Figure collection entries.
━━━━━━━━

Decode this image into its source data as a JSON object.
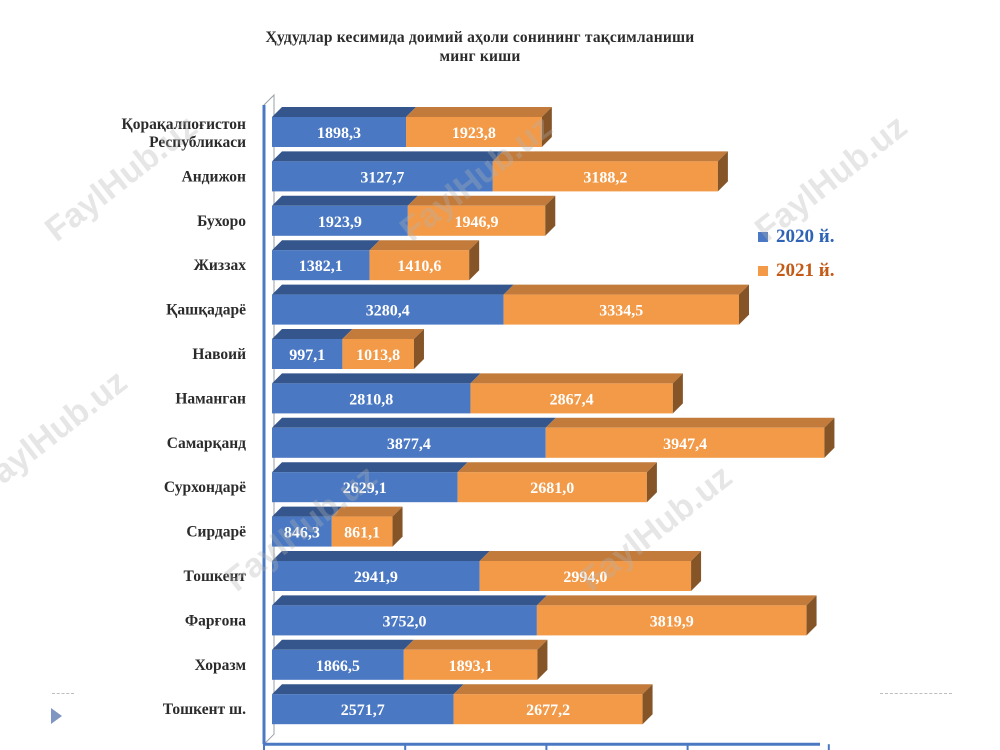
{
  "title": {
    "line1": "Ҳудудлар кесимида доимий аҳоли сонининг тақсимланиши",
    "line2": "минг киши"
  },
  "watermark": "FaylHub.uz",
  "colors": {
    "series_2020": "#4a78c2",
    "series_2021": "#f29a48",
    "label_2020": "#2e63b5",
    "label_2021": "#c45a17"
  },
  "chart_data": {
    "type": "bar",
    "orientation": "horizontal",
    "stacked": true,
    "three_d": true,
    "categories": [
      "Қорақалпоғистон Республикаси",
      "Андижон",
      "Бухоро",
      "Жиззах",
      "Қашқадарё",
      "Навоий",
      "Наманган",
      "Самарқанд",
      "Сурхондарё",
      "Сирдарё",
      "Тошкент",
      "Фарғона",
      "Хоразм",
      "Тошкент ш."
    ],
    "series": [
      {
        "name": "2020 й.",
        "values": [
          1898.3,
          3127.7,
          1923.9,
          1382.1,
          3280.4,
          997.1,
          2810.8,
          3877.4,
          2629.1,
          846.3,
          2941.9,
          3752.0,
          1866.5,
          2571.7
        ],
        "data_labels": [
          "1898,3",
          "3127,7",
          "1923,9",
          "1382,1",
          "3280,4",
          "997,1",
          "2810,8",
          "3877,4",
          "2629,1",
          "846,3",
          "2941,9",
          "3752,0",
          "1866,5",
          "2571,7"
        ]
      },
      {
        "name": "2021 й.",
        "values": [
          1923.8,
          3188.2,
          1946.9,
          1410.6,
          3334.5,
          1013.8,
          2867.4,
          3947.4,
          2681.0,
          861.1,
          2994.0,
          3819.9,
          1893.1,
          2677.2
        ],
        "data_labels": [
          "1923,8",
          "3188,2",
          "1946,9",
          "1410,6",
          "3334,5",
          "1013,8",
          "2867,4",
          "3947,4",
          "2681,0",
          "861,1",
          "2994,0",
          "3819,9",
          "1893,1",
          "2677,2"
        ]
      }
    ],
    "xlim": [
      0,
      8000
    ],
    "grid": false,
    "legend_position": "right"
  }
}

━━━━━━━━

AIM OF THE TASK. Each record must be quoted in full and exactly. Do not include the pictures.

FINAL RESULT.
Decode this image into its source data as a JSON object.
{
  "title": {
    "line1": "Ҳудудлар кесимида доимий аҳоли сонининг тақсимланиши",
    "line2": "минг киши"
  },
  "watermark": "FaylHub.uz",
  "colors": {
    "series_2020": "#4a78c2",
    "series_2021": "#f29a48",
    "label_2020": "#2e63b5",
    "label_2021": "#c45a17"
  },
  "chart_data": {
    "type": "bar",
    "orientation": "horizontal",
    "stacked": true,
    "three_d": true,
    "categories": [
      "Қорақалпоғистон Республикаси",
      "Андижон",
      "Бухоро",
      "Жиззах",
      "Қашқадарё",
      "Навоий",
      "Наманган",
      "Самарқанд",
      "Сурхондарё",
      "Сирдарё",
      "Тошкент",
      "Фарғона",
      "Хоразм",
      "Тошкент ш."
    ],
    "series": [
      {
        "name": "2020 й.",
        "values": [
          1898.3,
          3127.7,
          1923.9,
          1382.1,
          3280.4,
          997.1,
          2810.8,
          3877.4,
          2629.1,
          846.3,
          2941.9,
          3752.0,
          1866.5,
          2571.7
        ],
        "data_labels": [
          "1898,3",
          "3127,7",
          "1923,9",
          "1382,1",
          "3280,4",
          "997,1",
          "2810,8",
          "3877,4",
          "2629,1",
          "846,3",
          "2941,9",
          "3752,0",
          "1866,5",
          "2571,7"
        ]
      },
      {
        "name": "2021 й.",
        "values": [
          1923.8,
          3188.2,
          1946.9,
          1410.6,
          3334.5,
          1013.8,
          2867.4,
          3947.4,
          2681.0,
          861.1,
          2994.0,
          3819.9,
          1893.1,
          2677.2
        ],
        "data_labels": [
          "1923,8",
          "3188,2",
          "1946,9",
          "1410,6",
          "3334,5",
          "1013,8",
          "2867,4",
          "3947,4",
          "2681,0",
          "861,1",
          "2994,0",
          "3819,9",
          "1893,1",
          "2677,2"
        ]
      }
    ],
    "xlim": [
      0,
      8000
    ],
    "grid": false,
    "legend_position": "right"
  }
}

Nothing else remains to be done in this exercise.